== Given data ==
%%

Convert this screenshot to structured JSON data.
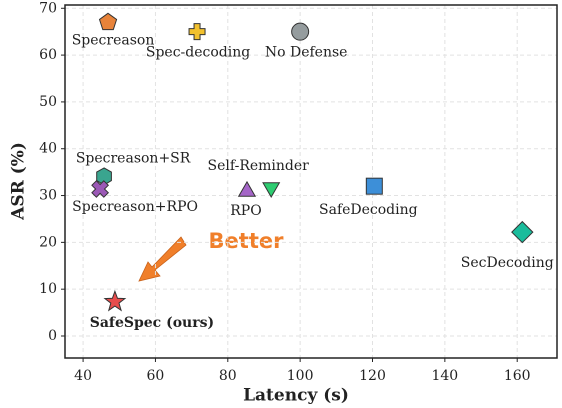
{
  "chart_data": {
    "type": "scatter",
    "xlabel": "Latency (s)",
    "ylabel": "ASR (%)",
    "xlim": [
      35,
      171
    ],
    "ylim": [
      -4.7,
      70.7
    ],
    "xticks": [
      40,
      60,
      80,
      100,
      120,
      140,
      160
    ],
    "yticks": [
      0,
      10,
      20,
      30,
      40,
      50,
      60,
      70
    ],
    "grid": true,
    "annotation": "Better",
    "series": [
      {
        "name": "Specreason",
        "color": "#e8833a",
        "marker": "pentagon",
        "x": [
          46.9
        ],
        "values": [
          67
        ]
      },
      {
        "name": "Spec-decoding",
        "color": "#f2c12e",
        "marker": "plus",
        "x": [
          71.5
        ],
        "values": [
          65
        ]
      },
      {
        "name": "No Defense",
        "color": "#959c9e",
        "marker": "circle",
        "x": [
          100
        ],
        "values": [
          65
        ]
      },
      {
        "name": "Specreason+SR",
        "color": "#3aa58f",
        "marker": "hexagon",
        "x": [
          45.8
        ],
        "values": [
          34.1
        ]
      },
      {
        "name": "Specreason+RPO",
        "color": "#9b59b6",
        "marker": "x",
        "x": [
          44.7
        ],
        "values": [
          31.4
        ]
      },
      {
        "name": "RPO",
        "color": "#a566c8",
        "marker": "triangle",
        "x": [
          85.3
        ],
        "values": [
          31.2
        ]
      },
      {
        "name": "Self-Reminder",
        "color": "#2ecc71",
        "marker": "triangle-down",
        "x": [
          92
        ],
        "values": [
          31.4
        ]
      },
      {
        "name": "SafeDecoding",
        "color": "#3d8fd8",
        "marker": "square",
        "x": [
          120.5
        ],
        "values": [
          32
        ]
      },
      {
        "name": "SecDecoding",
        "color": "#1abc9c",
        "marker": "diamond",
        "x": [
          161.4
        ],
        "values": [
          22.2
        ]
      },
      {
        "name": "SafeSpec (ours)",
        "color": "#e74c4c",
        "marker": "star",
        "x": [
          48.8
        ],
        "values": [
          7.3
        ]
      }
    ]
  }
}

%%

== Stated goal ==
Word for word, quote the full listing, omitting every picture.

== Answer for the task ==
Convert this screenshot to structured JSON data.
{
  "chart_data": {
    "type": "scatter",
    "xlabel": "Latency (s)",
    "ylabel": "ASR (%)",
    "xlim": [
      35,
      171
    ],
    "ylim": [
      -4.7,
      70.7
    ],
    "xticks": [
      40,
      60,
      80,
      100,
      120,
      140,
      160
    ],
    "yticks": [
      0,
      10,
      20,
      30,
      40,
      50,
      60,
      70
    ],
    "grid": true,
    "annotation": "Better",
    "series": [
      {
        "name": "Specreason",
        "color": "#e8833a",
        "marker": "pentagon",
        "x": [
          46.9
        ],
        "values": [
          67
        ]
      },
      {
        "name": "Spec-decoding",
        "color": "#f2c12e",
        "marker": "plus",
        "x": [
          71.5
        ],
        "values": [
          65
        ]
      },
      {
        "name": "No Defense",
        "color": "#959c9e",
        "marker": "circle",
        "x": [
          100
        ],
        "values": [
          65
        ]
      },
      {
        "name": "Specreason+SR",
        "color": "#3aa58f",
        "marker": "hexagon",
        "x": [
          45.8
        ],
        "values": [
          34.1
        ]
      },
      {
        "name": "Specreason+RPO",
        "color": "#9b59b6",
        "marker": "x",
        "x": [
          44.7
        ],
        "values": [
          31.4
        ]
      },
      {
        "name": "RPO",
        "color": "#a566c8",
        "marker": "triangle",
        "x": [
          85.3
        ],
        "values": [
          31.2
        ]
      },
      {
        "name": "Self-Reminder",
        "color": "#2ecc71",
        "marker": "triangle-down",
        "x": [
          92
        ],
        "values": [
          31.4
        ]
      },
      {
        "name": "SafeDecoding",
        "color": "#3d8fd8",
        "marker": "square",
        "x": [
          120.5
        ],
        "values": [
          32
        ]
      },
      {
        "name": "SecDecoding",
        "color": "#1abc9c",
        "marker": "diamond",
        "x": [
          161.4
        ],
        "values": [
          22.2
        ]
      },
      {
        "name": "SafeSpec (ours)",
        "color": "#e74c4c",
        "marker": "star",
        "x": [
          48.8
        ],
        "values": [
          7.3
        ]
      }
    ]
  }
}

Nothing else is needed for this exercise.